▸ Exercise prompt
Express each line of the entries below as one string in a JSON list. Leave out any blank lines.

-- START OF Supplied records --

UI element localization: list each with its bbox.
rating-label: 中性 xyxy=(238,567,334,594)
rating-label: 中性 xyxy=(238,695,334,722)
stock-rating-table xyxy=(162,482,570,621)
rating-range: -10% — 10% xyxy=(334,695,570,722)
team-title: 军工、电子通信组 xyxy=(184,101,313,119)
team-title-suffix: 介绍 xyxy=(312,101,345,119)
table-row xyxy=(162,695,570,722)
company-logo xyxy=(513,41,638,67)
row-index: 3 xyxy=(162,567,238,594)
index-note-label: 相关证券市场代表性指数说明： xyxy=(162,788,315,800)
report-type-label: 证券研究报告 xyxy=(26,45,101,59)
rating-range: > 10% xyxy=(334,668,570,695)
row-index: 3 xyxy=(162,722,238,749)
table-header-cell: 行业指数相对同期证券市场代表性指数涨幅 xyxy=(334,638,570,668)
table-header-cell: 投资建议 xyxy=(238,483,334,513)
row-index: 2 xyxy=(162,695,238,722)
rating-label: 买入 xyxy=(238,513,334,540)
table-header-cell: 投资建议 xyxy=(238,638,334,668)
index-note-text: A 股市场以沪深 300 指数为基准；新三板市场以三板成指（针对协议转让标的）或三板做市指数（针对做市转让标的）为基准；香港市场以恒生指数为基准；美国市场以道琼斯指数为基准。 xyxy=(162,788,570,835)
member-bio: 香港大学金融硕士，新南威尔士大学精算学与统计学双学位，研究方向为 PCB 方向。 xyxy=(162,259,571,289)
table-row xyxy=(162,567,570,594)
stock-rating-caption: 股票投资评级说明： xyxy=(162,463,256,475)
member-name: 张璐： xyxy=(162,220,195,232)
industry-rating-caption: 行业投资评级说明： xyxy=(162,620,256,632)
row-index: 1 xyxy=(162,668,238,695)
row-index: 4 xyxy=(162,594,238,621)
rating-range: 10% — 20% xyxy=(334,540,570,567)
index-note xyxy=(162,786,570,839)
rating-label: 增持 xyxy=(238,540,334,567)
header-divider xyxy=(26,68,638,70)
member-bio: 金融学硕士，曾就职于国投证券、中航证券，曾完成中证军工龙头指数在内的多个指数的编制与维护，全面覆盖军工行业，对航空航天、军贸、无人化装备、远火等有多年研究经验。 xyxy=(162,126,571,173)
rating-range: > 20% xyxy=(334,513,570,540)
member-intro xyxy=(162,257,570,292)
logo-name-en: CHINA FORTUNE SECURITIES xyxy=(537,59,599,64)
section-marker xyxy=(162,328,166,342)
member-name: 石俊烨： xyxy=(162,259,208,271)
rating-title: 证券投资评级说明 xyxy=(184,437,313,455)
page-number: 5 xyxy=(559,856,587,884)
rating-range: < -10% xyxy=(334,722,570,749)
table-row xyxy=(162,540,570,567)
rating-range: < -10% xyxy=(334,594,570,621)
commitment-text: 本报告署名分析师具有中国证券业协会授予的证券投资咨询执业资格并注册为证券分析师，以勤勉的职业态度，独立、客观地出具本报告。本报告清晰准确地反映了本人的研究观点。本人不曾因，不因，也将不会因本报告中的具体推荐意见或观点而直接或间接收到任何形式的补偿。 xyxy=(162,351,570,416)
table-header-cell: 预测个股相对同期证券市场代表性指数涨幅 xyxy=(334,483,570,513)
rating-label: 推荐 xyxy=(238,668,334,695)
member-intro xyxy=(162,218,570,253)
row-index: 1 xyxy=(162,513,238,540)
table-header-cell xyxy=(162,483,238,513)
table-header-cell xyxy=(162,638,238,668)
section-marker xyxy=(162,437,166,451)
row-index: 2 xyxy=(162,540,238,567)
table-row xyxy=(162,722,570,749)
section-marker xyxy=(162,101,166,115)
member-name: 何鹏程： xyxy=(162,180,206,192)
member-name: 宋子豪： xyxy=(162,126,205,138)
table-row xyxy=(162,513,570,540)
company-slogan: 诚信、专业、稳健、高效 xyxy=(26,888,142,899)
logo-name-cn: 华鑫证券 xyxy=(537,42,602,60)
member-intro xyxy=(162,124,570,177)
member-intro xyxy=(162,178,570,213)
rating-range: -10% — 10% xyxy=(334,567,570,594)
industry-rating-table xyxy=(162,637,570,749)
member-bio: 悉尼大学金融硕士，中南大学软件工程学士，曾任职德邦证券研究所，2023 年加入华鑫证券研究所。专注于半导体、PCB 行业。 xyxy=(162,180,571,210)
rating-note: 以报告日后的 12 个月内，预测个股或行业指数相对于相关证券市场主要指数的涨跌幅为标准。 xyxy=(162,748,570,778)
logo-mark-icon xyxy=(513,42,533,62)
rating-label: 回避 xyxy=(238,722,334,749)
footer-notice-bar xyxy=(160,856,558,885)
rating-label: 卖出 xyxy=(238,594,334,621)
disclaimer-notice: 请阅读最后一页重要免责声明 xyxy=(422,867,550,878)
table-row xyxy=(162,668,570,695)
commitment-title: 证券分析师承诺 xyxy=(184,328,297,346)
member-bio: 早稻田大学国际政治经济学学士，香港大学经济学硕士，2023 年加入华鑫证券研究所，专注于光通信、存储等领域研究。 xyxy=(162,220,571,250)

-- END OF Supplied records --

▸ Task output
[
  "UI element localization: list each with its bbox.",
  "rating-label: 中性 xyxy=(238,567,334,594)",
  "rating-label: 中性 xyxy=(238,695,334,722)",
  "stock-rating-table xyxy=(162,482,570,621)",
  "rating-range: -10% — 10% xyxy=(334,695,570,722)",
  "team-title: 军工、电子通信组 xyxy=(184,101,313,119)",
  "team-title-suffix: 介绍 xyxy=(312,101,345,119)",
  "table-row xyxy=(162,695,570,722)",
  "company-logo xyxy=(513,41,638,67)",
  "row-index: 3 xyxy=(162,567,238,594)",
  "index-note-label: 相关证券市场代表性指数说明： xyxy=(162,788,315,800)",
  "report-type-label: 证券研究报告 xyxy=(26,45,101,59)",
  "rating-range: > 10% xyxy=(334,668,570,695)",
  "row-index: 3 xyxy=(162,722,238,749)",
  "table-header-cell: 行业指数相对同期证券市场代表性指数涨幅 xyxy=(334,638,570,668)",
  "table-header-cell: 投资建议 xyxy=(238,483,334,513)",
  "row-index: 2 xyxy=(162,695,238,722)",
  "rating-label: 买入 xyxy=(238,513,334,540)",
  "table-header-cell: 投资建议 xyxy=(238,638,334,668)",
  "index-note-text: A 股市场以沪深 300 指数为基准；新三板市场以三板成指（针对协议转让标的）或三板做市指数（针对做市转让标的）为基准；香港市场以恒生指数为基准；美国市场以道琼斯指数为基准。 xyxy=(162,788,570,835)",
  "member-bio: 香港大学金融硕士，新南威尔士大学精算学与统计学双学位，研究方向为 PCB 方向。 xyxy=(162,259,571,289)",
  "table-row xyxy=(162,567,570,594)",
  "stock-rating-caption: 股票投资评级说明： xyxy=(162,463,256,475)",
  "member-name: 张璐： xyxy=(162,220,195,232)",
  "industry-rating-caption: 行业投资评级说明： xyxy=(162,620,256,632)",
  "row-index: 1 xyxy=(162,668,238,695)",
  "row-index: 4 xyxy=(162,594,238,621)",
  "rating-range: 10% — 20% xyxy=(334,540,570,567)",
  "index-note xyxy=(162,786,570,839)",
  "rating-label: 增持 xyxy=(238,540,334,567)",
  "header-divider xyxy=(26,68,638,70)",
  "member-bio: 金融学硕士，曾就职于国投证券、中航证券，曾完成中证军工龙头指数在内的多个指数的编制与维护，全面覆盖军工行业，对航空航天、军贸、无人化装备、远火等有多年研究经验。 xyxy=(162,126,571,173)",
  "rating-range: > 20% xyxy=(334,513,570,540)",
  "member-intro xyxy=(162,257,570,292)",
  "logo-name-en: CHINA FORTUNE SECURITIES xyxy=(537,59,599,64)",
  "section-marker xyxy=(162,328,166,342)",
  "member-name: 石俊烨： xyxy=(162,259,208,271)",
  "rating-title: 证券投资评级说明 xyxy=(184,437,313,455)",
  "page-number: 5 xyxy=(559,856,587,884)",
  "rating-range: < -10% xyxy=(334,722,570,749)",
  "table-row xyxy=(162,540,570,567)",
  "rating-range: < -10% xyxy=(334,594,570,621)",
  "commitment-text: 本报告署名分析师具有中国证券业协会授予的证券投资咨询执业资格并注册为证券分析师，以勤勉的职业态度，独立、客观地出具本报告。本报告清晰准确地反映了本人的研究观点。本人不曾因，不因，也将不会因本报告中的具体推荐意见或观点而直接或间接收到任何形式的补偿。 xyxy=(162,351,570,416)",
  "table-header-cell: 预测个股相对同期证券市场代表性指数涨幅 xyxy=(334,483,570,513)",
  "rating-label: 推荐 xyxy=(238,668,334,695)",
  "member-intro xyxy=(162,218,570,253)",
  "row-index: 1 xyxy=(162,513,238,540)",
  "table-header-cell xyxy=(162,483,238,513)",
  "table-header-cell xyxy=(162,638,238,668)",
  "section-marker xyxy=(162,437,166,451)",
  "row-index: 2 xyxy=(162,540,238,567)",
  "table-row xyxy=(162,722,570,749)",
  "section-marker xyxy=(162,101,166,115)",
  "member-name: 何鹏程： xyxy=(162,180,206,192)",
  "member-name: 宋子豪： xyxy=(162,126,205,138)",
  "table-row xyxy=(162,513,570,540)",
  "company-slogan: 诚信、专业、稳健、高效 xyxy=(26,888,142,899)",
  "logo-name-cn: 华鑫证券 xyxy=(537,42,602,60)",
  "member-intro xyxy=(162,124,570,177)",
  "member-intro xyxy=(162,178,570,213)",
  "rating-range: -10% — 10% xyxy=(334,567,570,594)",
  "industry-rating-table xyxy=(162,637,570,749)",
  "member-bio: 悉尼大学金融硕士，中南大学软件工程学士，曾任职德邦证券研究所，2023 年加入华鑫证券研究所。专注于半导体、PCB 行业。 xyxy=(162,180,571,210)",
  "rating-note: 以报告日后的 12 个月内，预测个股或行业指数相对于相关证券市场主要指数的涨跌幅为标准。 xyxy=(162,748,570,778)",
  "logo-mark-icon xyxy=(513,42,533,62)",
  "rating-label: 回避 xyxy=(238,722,334,749)",
  "footer-notice-bar xyxy=(160,856,558,885)",
  "rating-label: 卖出 xyxy=(238,594,334,621)",
  "disclaimer-notice: 请阅读最后一页重要免责声明 xyxy=(422,867,550,878)",
  "table-row xyxy=(162,668,570,695)",
  "commitment-title: 证券分析师承诺 xyxy=(184,328,297,346)",
  "member-bio: 早稻田大学国际政治经济学学士，香港大学经济学硕士，2023 年加入华鑫证券研究所，专注于光通信、存储等领域研究。 xyxy=(162,220,571,250)"
]